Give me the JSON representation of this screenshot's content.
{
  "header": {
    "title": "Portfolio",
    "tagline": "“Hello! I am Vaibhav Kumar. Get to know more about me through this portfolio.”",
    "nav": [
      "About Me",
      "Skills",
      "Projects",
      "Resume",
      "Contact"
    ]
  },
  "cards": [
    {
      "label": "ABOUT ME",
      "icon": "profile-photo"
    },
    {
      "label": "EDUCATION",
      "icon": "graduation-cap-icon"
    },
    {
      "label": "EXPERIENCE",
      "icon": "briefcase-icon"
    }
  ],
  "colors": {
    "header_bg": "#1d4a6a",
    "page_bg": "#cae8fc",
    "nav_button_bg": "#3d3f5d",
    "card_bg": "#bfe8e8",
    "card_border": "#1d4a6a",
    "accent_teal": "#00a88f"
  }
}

Required task: Without changing a word, restate the whole listing.

Correct response:
Give me the JSON representation of this screenshot's content.
{
  "header": {
    "title": "Portfolio",
    "tagline": "“Hello! I am Vaibhav Kumar. Get to know more about me through this portfolio.”",
    "nav": [
      "About Me",
      "Skills",
      "Projects",
      "Resume",
      "Contact"
    ]
  },
  "cards": [
    {
      "label": "ABOUT ME",
      "icon": "profile-photo"
    },
    {
      "label": "EDUCATION",
      "icon": "graduation-cap-icon"
    },
    {
      "label": "EXPERIENCE",
      "icon": "briefcase-icon"
    }
  ],
  "colors": {
    "header_bg": "#1d4a6a",
    "page_bg": "#cae8fc",
    "nav_button_bg": "#3d3f5d",
    "card_bg": "#bfe8e8",
    "card_border": "#1d4a6a",
    "accent_teal": "#00a88f"
  }
}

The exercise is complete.